>>>>
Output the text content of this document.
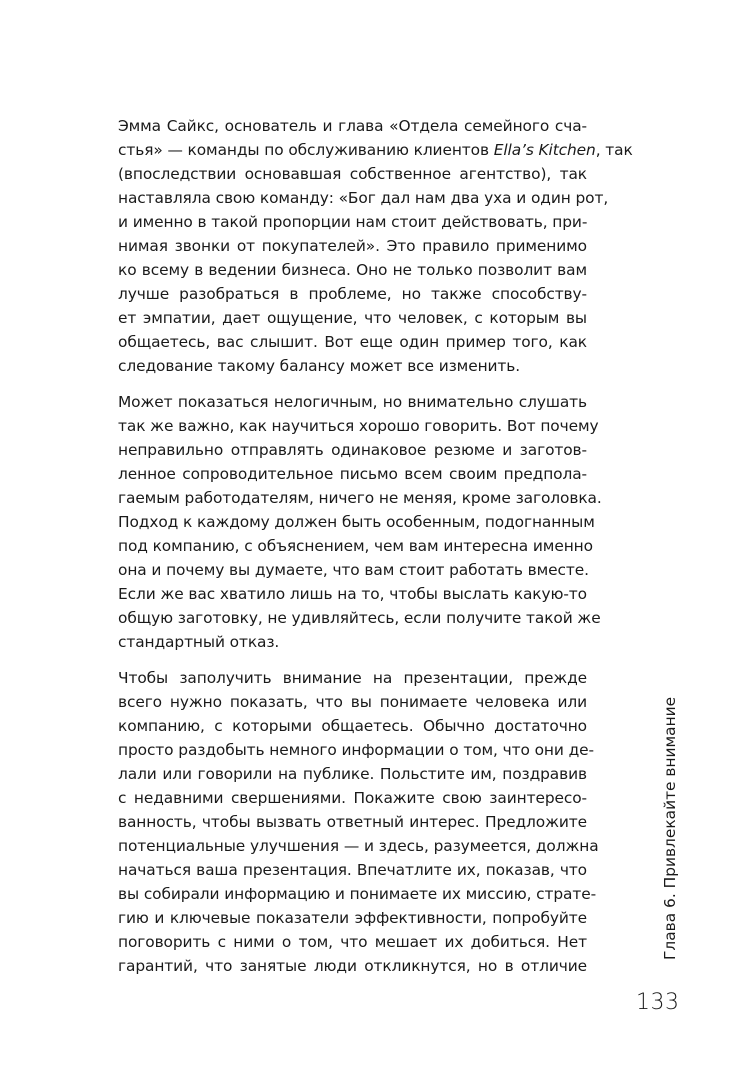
Эмма Сайкс, основатель и глава «Отдела семейного сча-
стья» — команды по обслуживанию клиентов Ella’s Kitchen, так
(впоследствии основавшая собственное агентство), так
наставляла свою команду: «Бог дал нам два уха и один рот,
и именно в такой пропорции нам стоит действовать, при-
нимая звонки от покупателей». Это правило применимо
ко всему в ведении бизнеса. Оно не только позволит вам
лучше разобраться в проблеме, но также способству-
ет эмпатии, дает ощущение, что человек, с которым вы
общаетесь, вас слышит. Вот еще один пример того, как
следование такому балансу может все изменить.
Может показаться нелогичным, но внимательно слушать
так же важно, как научиться хорошо говорить. Вот почему
неправильно отправлять одинаковое резюме и заготов-
ленное сопроводительное письмо всем своим предпола-
гаемым работодателям, ничего не меняя, кроме заголовка.
Подход к каждому должен быть особенным, подогнанным
под компанию, с объяснением, чем вам интересна именно
она и почему вы думаете, что вам стоит работать вместе.
Если же вас хватило лишь на то, чтобы выслать какую-то
общую заготовку, не удивляйтесь, если получите такой же
стандартный отказ.
Чтобы заполучить внимание на презентации, прежде
всего нужно показать, что вы понимаете человека или
компанию, с которыми общаетесь. Обычно достаточно
просто раздобыть немного информации о том, что они де-
лали или говорили на публике. Польстите им, поздравив
с недавними свершениями. Покажите свою заинтересо-
ванность, чтобы вызвать ответный интерес. Предложите
потенциальные улучшения — и здесь, разумеется, должна
начаться ваша презентация. Впечатлите их, показав, что
вы собирали информацию и понимаете их миссию, страте-
гию и ключевые показатели эффективности, попробуйте
поговорить с ними о том, что мешает их добиться. Нет
гарантий, что занятые люди откликнутся, но в отличие
Глава 6. Привлекайте внимание
133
<<<<
Repeat the data exactly, excluding the pictures.

Output the text content of this document.
Эмма Сайкс, основатель и глава «Отдела семейного сча-
стья» — команды по обслуживанию клиентов Ella’s Kitchen, так
(впоследствии основавшая собственное агентство), так
наставляла свою команду: «Бог дал нам два уха и один рот,
и именно в такой пропорции нам стоит действовать, при-
нимая звонки от покупателей». Это правило применимо
ко всему в ведении бизнеса. Оно не только позволит вам
лучше разобраться в проблеме, но также способству-
ет эмпатии, дает ощущение, что человек, с которым вы
общаетесь, вас слышит. Вот еще один пример того, как
следование такому балансу может все изменить.
Может показаться нелогичным, но внимательно слушать
так же важно, как научиться хорошо говорить. Вот почему
неправильно отправлять одинаковое резюме и заготов-
ленное сопроводительное письмо всем своим предпола-
гаемым работодателям, ничего не меняя, кроме заголовка.
Подход к каждому должен быть особенным, подогнанным
под компанию, с объяснением, чем вам интересна именно
она и почему вы думаете, что вам стоит работать вместе.
Если же вас хватило лишь на то, чтобы выслать какую-то
общую заготовку, не удивляйтесь, если получите такой же
стандартный отказ.
Чтобы заполучить внимание на презентации, прежде
всего нужно показать, что вы понимаете человека или
компанию, с которыми общаетесь. Обычно достаточно
просто раздобыть немного информации о том, что они де-
лали или говорили на публике. Польстите им, поздравив
с недавними свершениями. Покажите свою заинтересо-
ванность, чтобы вызвать ответный интерес. Предложите
потенциальные улучшения — и здесь, разумеется, должна
начаться ваша презентация. Впечатлите их, показав, что
вы собирали информацию и понимаете их миссию, страте-
гию и ключевые показатели эффективности, попробуйте
поговорить с ними о том, что мешает их добиться. Нет
гарантий, что занятые люди откликнутся, но в отличие
Глава 6. Привлекайте внимание
133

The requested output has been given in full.